**Task:** Pull every line with the word "consciousness" out of the entries below.

=-=-=-=-=

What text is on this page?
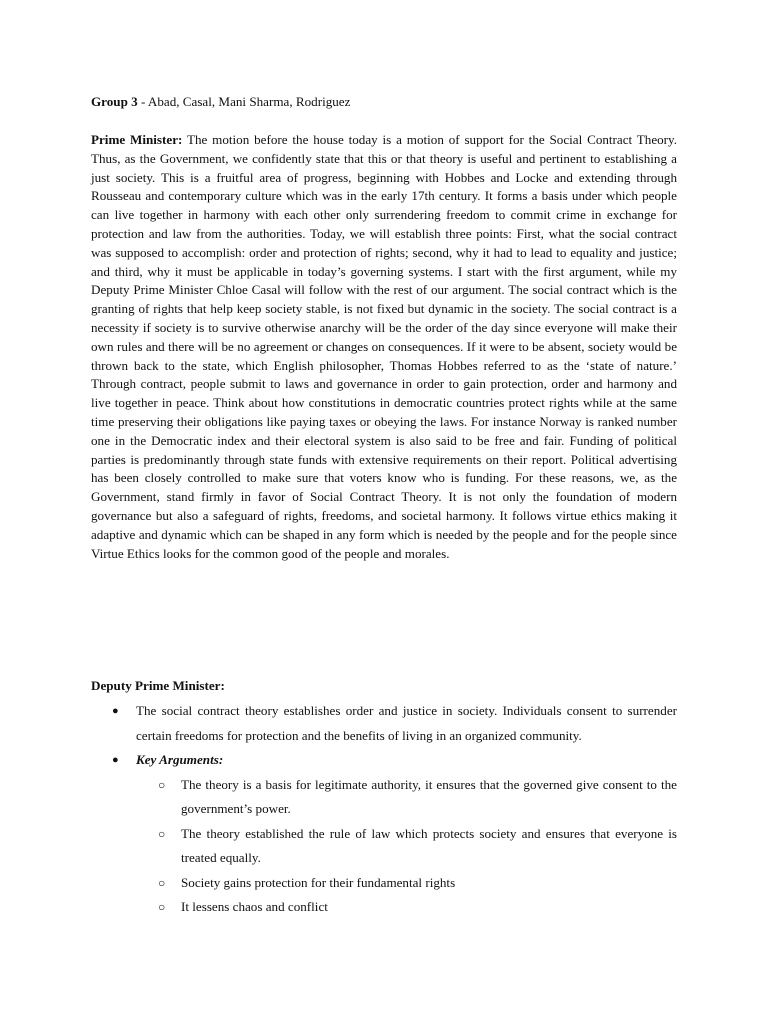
Group 3 - Abad, Casal, Mani Sharma, Rodriguez

Prime Minister: The motion before the house today is a motion of support for the Social Contract Theory. Thus, as the Government, we confidently state that this or that theory is useful and pertinent to establishing a just society. This is a fruitful area of progress, beginning with Hobbes and Locke and extending through Rousseau and contemporary culture which was in the early 17th century. It forms a basis under which people can live together in harmony with each other only surrendering freedom to commit crime in exchange for protection and law from the authorities. Today, we will establish three points: First, what the social contract was supposed to accomplish: order and protection of rights; second, why it had to lead to equality and justice; and third, why it must be applicable in today’s governing systems. I start with the first argument, while my Deputy Prime Minister Chloe Casal will follow with the rest of our argument. The social contract which is the granting of rights that help keep society stable, is not fixed but dynamic in the society. The social contract is a necessity if society is to survive otherwise anarchy will be the order of the day since everyone will make their own rules and there will be no agreement or changes on consequences. If it were to be absent, society would be thrown back to the state, which English philosopher, Thomas Hobbes referred to as the ‘state of nature.’ Through contract, people submit to laws and governance in order to gain protection, order and harmony and live together in peace. Think about how constitutions in democratic countries protect rights while at the same time preserving their obligations like paying taxes or obeying the laws. For instance Norway is ranked number one in the Democratic index and their electoral system is also said to be free and fair. Funding of political parties is predominantly through state funds with extensive requirements on their report. Political advertising has been closely controlled to make sure that voters know who is funding. For these reasons, we, as the Government, stand firmly in favor of Social Contract Theory. It is not only the foundation of modern governance but also a safeguard of rights, freedoms, and societal harmony. It follows virtue ethics making it adaptive and dynamic which can be shaped in any form which is needed by the people and for the people since Virtue Ethics looks for the common good of the people and morales.

Deputy Prime Minister:
● The social contract theory establishes order and justice in society. Individuals consent to surrender certain freedoms for protection and the benefits of living in an organized community.
● Key Arguments:
○ The theory is a basis for legitimate authority, it ensures that the governed give consent to the government’s power.
○ The theory established the rule of law which protects society and ensures that everyone is treated equally.
○ Society gains protection for their fundamental rights
○ It lessens chaos and conflict
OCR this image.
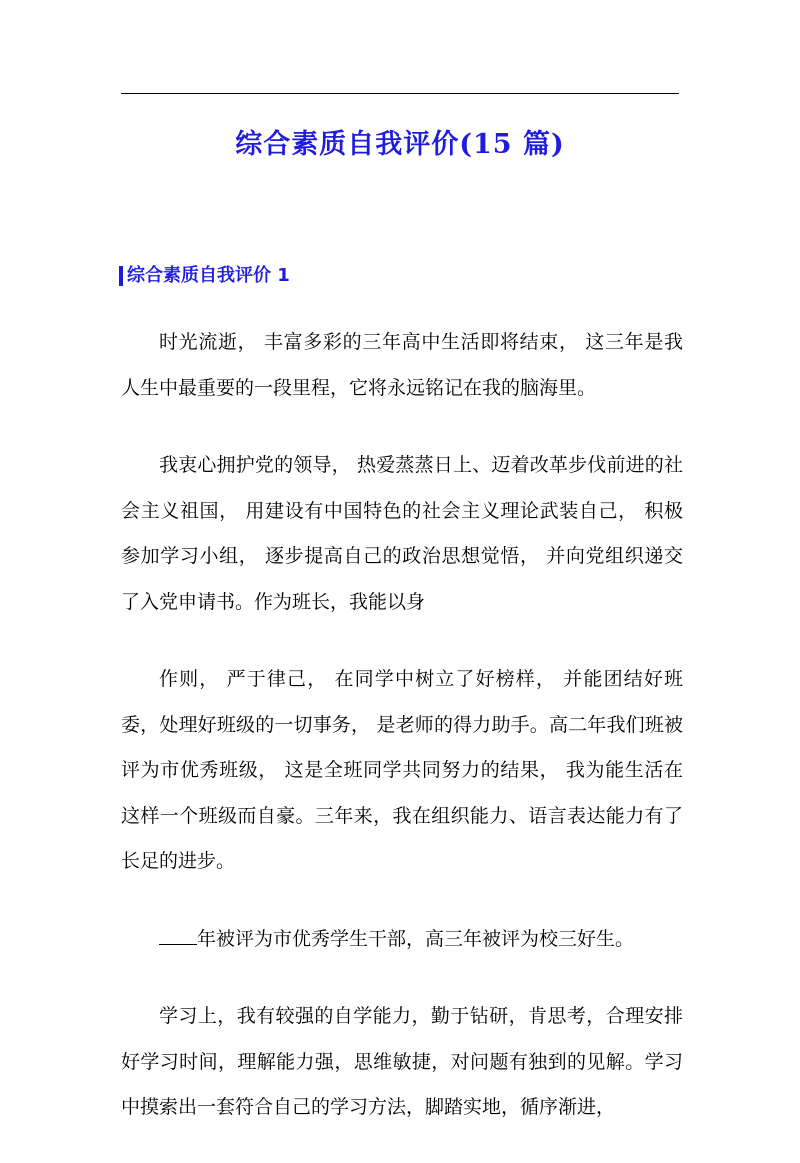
综合素质自我评价(15 篇)
综合素质自我评价 1

时光流逝， 丰富多彩的三年高中生活即将结束， 这三年是我人生中最重要的一段里程，它将永远铭记在我的脑海里。

我衷心拥护党的领导， 热爱蒸蒸日上、迈着改革步伐前进的社会主义祖国， 用建设有中国特色的社会主义理论武装自己， 积极参加学习小组， 逐步提高自己的政治思想觉悟， 并向党组织递交了入党申请书。作为班长，我能以身

作则， 严于律己， 在同学中树立了好榜样， 并能团结好班委，处理好班级的一切事务， 是老师的得力助手。高二年我们班被评为市优秀班级， 这是全班同学共同努力的结果， 我为能生活在这样一个班级而自豪。三年来，我在组织能力、语言表达能力有了长足的进步。

年被评为市优秀学生干部，高三年被评为校三好生。

学习上，我有较强的自学能力，勤于钻研，肯思考，合理安排好学习时间，理解能力强，思维敏捷，对问题有独到的见解。学习中摸索出一套符合自己的学习方法，脚踏实地，循序渐进，
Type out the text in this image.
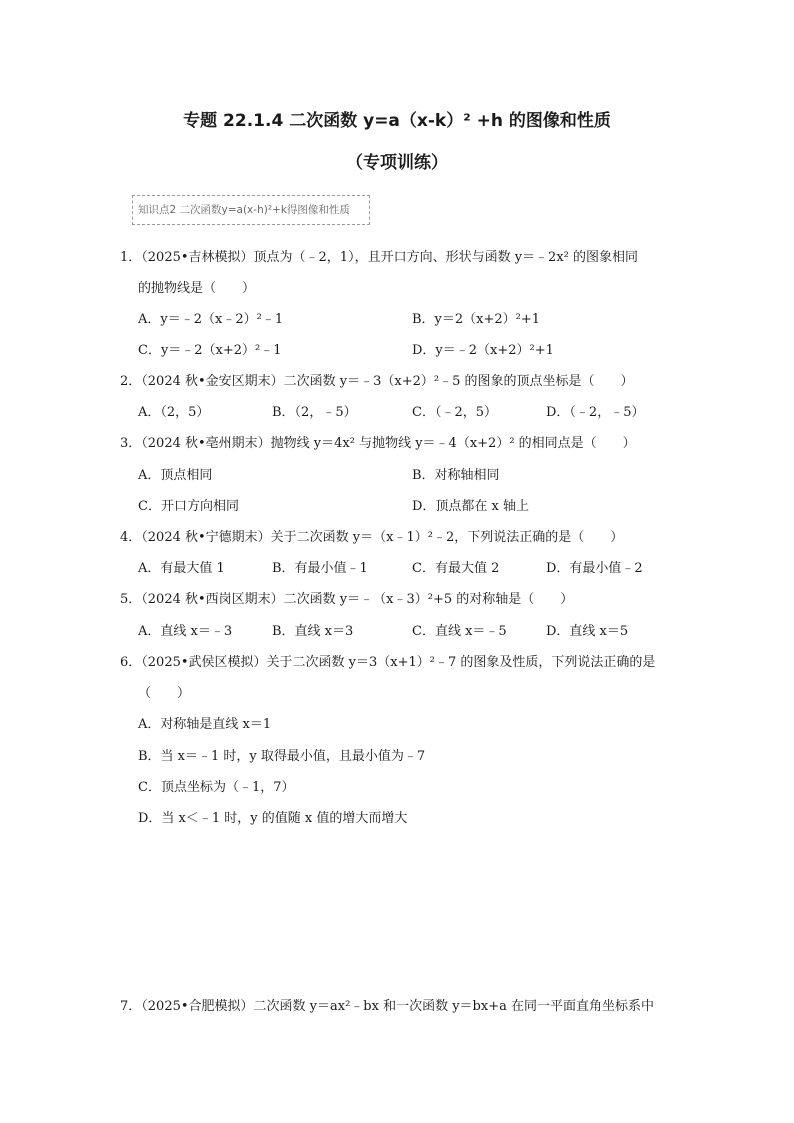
专题 22.1.4 二次函数 y=a（x-k）² +h 的图像和性质
（专项训练）
知识点2 二次函数y=a(x-h)²+k得图像和性质
1．（2025•吉林模拟）顶点为（﹣2，1），且开口方向、形状与函数 y＝﹣2x² 的图象相同
的抛物线是（　　）
A．y＝﹣2（x﹣2）²﹣1	B．y＝2（x+2）²+1
C．y＝﹣2（x+2）²﹣1	D．y＝﹣2（x+2）²+1
2．（2024 秋•金安区期末）二次函数 y＝﹣3（x+2）²﹣5 的图象的顶点坐标是（　　）
A．（2，5）	B．（2，﹣5）	C．（﹣2，5）	D．（﹣2，﹣5）
3．（2024 秋•亳州期末）抛物线 y＝4x² 与抛物线 y＝﹣4（x+2）² 的相同点是（　　）
A．顶点相同	B．对称轴相同
C．开口方向相同	D．顶点都在 x 轴上
4．（2024 秋•宁德期末）关于二次函数 y＝（x﹣1）²﹣2，下列说法正确的是（　　）
A．有最大值 1	B．有最小值﹣1	C．有最大值 2	D．有最小值﹣2
5．（2024 秋•西岗区期末）二次函数 y＝﹣（x﹣3）²+5 的对称轴是（　　）
A．直线 x＝﹣3	B．直线 x＝3	C．直线 x＝﹣5	D．直线 x＝5
6．（2025•武侯区模拟）关于二次函数 y＝3（x+1）²﹣7 的图象及性质，下列说法正确的是
（　　）
A．对称轴是直线 x＝1
B．当 x＝﹣1 时，y 取得最小值，且最小值为﹣7
C．顶点坐标为（﹣1，7）
D．当 x＜﹣1 时，y 的值随 x 值的增大而增大
7．（2025•合肥模拟）二次函数 y＝ax²﹣bx 和一次函数 y＝bx+a 在同一平面直角坐标系中
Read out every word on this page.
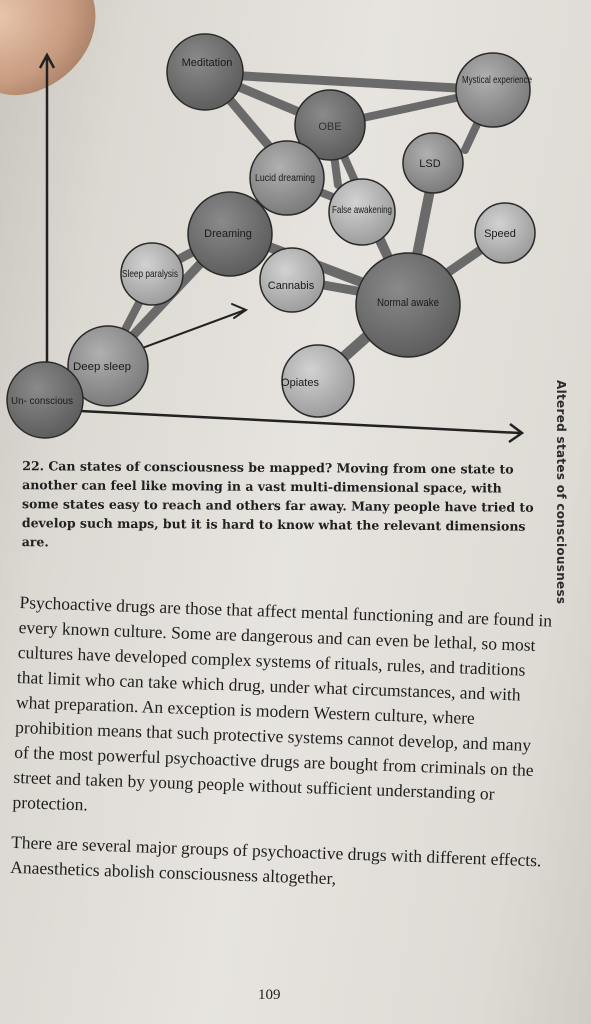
Meditation
Mystical experience
OBE
LSD
Lucid dreaming
False awakening
Speed
Dreaming
Sleep paralysis
Cannabis
Normal awake
Deep sleep
Opiates
Un- conscious	Altered states of consciousness
22. Can states of consciousness be mapped? Moving from one state to another can feel like moving in a vast multi-dimensional space, with some states easy to reach and others far away. Many people have tried to develop such maps, but it is hard to know what the relevant dimensions are.

Psychoactive drugs are those that affect mental functioning and are found in every known culture. Some are dangerous and can even be lethal, so most cultures have developed complex systems of rituals, rules, and traditions that limit who can take which drug, under what circumstances, and with what preparation. An exception is modern Western culture, where prohibition means that such protective systems cannot develop, and many of the most powerful psychoactive drugs are bought from criminals on the street and taken by young people without sufficient understanding or protection.

There are several major groups of psychoactive drugs with different effects. Anaesthetics abolish consciousness altogether,

109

=-=-=-=-=

**Answer to this task:**
Un- conscious	Altered states of consciousness
22. Can states of consciousness be mapped? Moving from one state to another can feel like moving in a vast multi-dimensional space, with some states easy to reach and others far away. Many people have tried to develop such maps, but it is hard to know what the relevant dimensions are.
There are several major groups of psychoactive drugs with different effects. Anaesthetics abolish consciousness altogether,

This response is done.